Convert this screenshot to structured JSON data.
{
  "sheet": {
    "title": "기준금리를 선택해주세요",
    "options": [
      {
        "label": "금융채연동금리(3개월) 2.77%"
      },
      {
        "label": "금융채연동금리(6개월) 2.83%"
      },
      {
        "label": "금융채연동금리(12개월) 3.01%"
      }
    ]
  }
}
--------------------------------
Retype the data exactly as given.

▶ [RESPONSE TO THIS EXERCISE]:
Convert this screenshot to structured JSON data.
{
  "sheet": {
    "title": "기준금리를 선택해주세요",
    "options": [
      {
        "label": "금융채연동금리(3개월) 2.77%"
      },
      {
        "label": "금융채연동금리(6개월) 2.83%"
      },
      {
        "label": "금융채연동금리(12개월) 3.01%"
      }
    ]
  }
}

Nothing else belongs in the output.